Figure dataset records:
-- start --

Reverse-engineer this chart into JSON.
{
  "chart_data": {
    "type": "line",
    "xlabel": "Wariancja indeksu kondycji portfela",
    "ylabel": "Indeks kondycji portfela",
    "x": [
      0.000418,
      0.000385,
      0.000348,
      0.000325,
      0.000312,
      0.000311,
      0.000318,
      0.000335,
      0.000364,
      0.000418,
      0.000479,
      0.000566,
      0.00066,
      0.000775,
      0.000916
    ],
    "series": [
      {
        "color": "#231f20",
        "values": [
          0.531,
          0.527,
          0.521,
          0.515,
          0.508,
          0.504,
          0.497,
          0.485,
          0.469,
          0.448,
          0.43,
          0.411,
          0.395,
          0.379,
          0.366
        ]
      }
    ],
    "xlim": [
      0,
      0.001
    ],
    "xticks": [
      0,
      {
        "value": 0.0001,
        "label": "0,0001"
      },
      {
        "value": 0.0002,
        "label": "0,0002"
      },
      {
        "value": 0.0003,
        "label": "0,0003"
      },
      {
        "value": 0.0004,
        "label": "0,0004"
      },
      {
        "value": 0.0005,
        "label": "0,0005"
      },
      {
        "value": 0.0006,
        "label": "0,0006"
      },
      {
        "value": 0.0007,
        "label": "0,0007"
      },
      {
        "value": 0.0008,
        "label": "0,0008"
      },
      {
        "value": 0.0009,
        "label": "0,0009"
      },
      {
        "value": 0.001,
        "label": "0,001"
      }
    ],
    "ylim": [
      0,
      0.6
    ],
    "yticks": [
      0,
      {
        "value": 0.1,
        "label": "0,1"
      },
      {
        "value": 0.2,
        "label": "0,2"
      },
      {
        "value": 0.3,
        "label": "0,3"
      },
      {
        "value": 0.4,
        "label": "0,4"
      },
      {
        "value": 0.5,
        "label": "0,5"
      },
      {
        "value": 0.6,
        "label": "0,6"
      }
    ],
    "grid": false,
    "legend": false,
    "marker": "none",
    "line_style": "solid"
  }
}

-- end --

Return every line holding the word "portfela" from the records.

### Response
    "xlabel": "Wariancja indeksu kondycji portfela",
    "ylabel": "Indeks kondycji portfela",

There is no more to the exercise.